Data supplied:
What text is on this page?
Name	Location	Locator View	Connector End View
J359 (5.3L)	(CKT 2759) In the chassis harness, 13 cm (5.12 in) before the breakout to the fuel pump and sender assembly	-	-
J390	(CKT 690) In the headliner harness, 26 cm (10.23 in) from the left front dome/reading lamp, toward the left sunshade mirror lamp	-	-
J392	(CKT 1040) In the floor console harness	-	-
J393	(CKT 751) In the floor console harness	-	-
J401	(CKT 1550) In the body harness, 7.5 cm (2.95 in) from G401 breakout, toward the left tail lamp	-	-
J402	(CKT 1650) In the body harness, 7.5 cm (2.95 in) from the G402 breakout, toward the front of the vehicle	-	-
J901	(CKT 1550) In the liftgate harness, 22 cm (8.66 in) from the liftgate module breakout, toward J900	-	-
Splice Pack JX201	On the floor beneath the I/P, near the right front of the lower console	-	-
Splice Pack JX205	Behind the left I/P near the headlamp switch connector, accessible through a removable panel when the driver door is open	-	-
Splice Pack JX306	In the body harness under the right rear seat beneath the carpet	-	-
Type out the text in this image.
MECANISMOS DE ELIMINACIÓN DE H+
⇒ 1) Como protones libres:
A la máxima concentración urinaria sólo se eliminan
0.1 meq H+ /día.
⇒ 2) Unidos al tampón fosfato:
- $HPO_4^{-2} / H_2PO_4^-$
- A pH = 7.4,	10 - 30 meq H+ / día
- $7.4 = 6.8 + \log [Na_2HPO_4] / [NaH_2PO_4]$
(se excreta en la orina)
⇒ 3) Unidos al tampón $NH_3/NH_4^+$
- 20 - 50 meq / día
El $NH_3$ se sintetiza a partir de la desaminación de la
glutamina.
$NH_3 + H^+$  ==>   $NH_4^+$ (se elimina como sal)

Set problem:
Scan the material above for the string "toward" and return the lines that hold it.

Output of the task:
J390	(CKT 690) In the headliner harness, 26 cm (10.23 in) from the left front dome/reading lamp, toward the left sunshade mirror lamp	-	-
J401	(CKT 1550) In the body harness, 7.5 cm (2.95 in) from G401 breakout, toward the left tail lamp	-	-
J402	(CKT 1650) In the body harness, 7.5 cm (2.95 in) from the G402 breakout, toward the front of the vehicle	-	-
J901	(CKT 1550) In the liftgate harness, 22 cm (8.66 in) from the liftgate module breakout, toward J900	-	-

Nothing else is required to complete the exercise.